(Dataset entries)

■ ■ ■ ■

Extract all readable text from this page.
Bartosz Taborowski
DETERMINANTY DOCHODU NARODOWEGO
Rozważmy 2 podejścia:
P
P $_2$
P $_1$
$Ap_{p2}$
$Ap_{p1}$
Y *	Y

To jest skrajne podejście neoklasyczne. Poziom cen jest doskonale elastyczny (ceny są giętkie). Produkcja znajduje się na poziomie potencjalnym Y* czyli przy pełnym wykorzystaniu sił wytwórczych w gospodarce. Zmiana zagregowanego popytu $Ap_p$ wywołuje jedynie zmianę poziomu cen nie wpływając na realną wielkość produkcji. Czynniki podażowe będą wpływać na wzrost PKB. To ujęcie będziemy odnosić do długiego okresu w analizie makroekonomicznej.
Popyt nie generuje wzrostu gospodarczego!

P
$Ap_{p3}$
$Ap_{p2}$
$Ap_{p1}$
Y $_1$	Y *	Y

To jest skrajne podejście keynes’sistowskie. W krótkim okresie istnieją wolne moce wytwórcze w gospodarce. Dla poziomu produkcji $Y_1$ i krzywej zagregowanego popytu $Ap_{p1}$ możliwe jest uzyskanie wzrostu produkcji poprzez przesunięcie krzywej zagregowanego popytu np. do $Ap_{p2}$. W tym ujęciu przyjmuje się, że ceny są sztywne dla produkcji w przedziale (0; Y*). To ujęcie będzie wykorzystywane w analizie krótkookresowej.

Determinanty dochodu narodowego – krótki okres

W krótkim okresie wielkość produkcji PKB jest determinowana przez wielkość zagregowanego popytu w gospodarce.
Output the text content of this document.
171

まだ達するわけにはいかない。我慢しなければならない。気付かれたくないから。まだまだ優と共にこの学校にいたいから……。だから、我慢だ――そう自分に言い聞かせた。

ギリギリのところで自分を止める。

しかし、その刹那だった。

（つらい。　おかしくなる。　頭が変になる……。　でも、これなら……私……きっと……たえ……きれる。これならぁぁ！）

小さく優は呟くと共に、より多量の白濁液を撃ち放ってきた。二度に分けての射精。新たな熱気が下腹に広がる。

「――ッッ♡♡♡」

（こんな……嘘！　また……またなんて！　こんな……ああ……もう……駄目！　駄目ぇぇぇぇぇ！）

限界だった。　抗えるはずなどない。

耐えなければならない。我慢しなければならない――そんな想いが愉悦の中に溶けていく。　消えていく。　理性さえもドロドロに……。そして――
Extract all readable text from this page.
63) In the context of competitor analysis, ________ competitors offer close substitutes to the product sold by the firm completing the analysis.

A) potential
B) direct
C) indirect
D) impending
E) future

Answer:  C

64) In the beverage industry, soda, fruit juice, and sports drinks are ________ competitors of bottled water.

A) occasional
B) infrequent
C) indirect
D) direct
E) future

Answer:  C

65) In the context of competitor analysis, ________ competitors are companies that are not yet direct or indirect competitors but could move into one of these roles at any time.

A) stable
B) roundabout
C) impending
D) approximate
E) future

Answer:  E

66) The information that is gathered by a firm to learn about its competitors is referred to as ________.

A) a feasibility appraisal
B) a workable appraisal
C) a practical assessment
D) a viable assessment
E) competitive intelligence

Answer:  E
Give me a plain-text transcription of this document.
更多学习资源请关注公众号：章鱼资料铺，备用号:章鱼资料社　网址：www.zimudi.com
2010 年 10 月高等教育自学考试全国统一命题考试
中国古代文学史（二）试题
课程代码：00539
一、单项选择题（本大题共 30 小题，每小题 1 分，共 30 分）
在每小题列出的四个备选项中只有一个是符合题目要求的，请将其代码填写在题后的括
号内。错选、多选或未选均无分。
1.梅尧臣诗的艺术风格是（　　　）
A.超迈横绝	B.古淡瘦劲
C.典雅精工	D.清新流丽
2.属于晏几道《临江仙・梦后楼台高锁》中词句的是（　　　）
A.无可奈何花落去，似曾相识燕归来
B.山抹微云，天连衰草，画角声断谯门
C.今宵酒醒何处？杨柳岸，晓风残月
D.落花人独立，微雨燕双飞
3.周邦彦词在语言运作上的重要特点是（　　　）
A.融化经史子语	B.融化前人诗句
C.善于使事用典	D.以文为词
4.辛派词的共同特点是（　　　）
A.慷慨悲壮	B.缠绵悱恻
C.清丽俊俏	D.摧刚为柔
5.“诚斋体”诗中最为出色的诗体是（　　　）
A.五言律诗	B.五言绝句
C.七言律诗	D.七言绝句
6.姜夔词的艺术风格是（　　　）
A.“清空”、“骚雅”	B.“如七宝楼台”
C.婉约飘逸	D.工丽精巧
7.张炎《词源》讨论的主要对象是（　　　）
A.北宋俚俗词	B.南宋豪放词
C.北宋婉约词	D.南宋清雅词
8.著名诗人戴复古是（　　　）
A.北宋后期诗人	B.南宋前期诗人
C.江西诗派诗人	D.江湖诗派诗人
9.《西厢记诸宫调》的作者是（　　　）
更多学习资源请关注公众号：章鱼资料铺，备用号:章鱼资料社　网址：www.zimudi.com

■ ■ ■ ■

(WHAT IS REQUIRED) Report how many lines above hold the string "我慢しなければならない", giving nothing but the number.

(PROBLEM SOLUTION) 2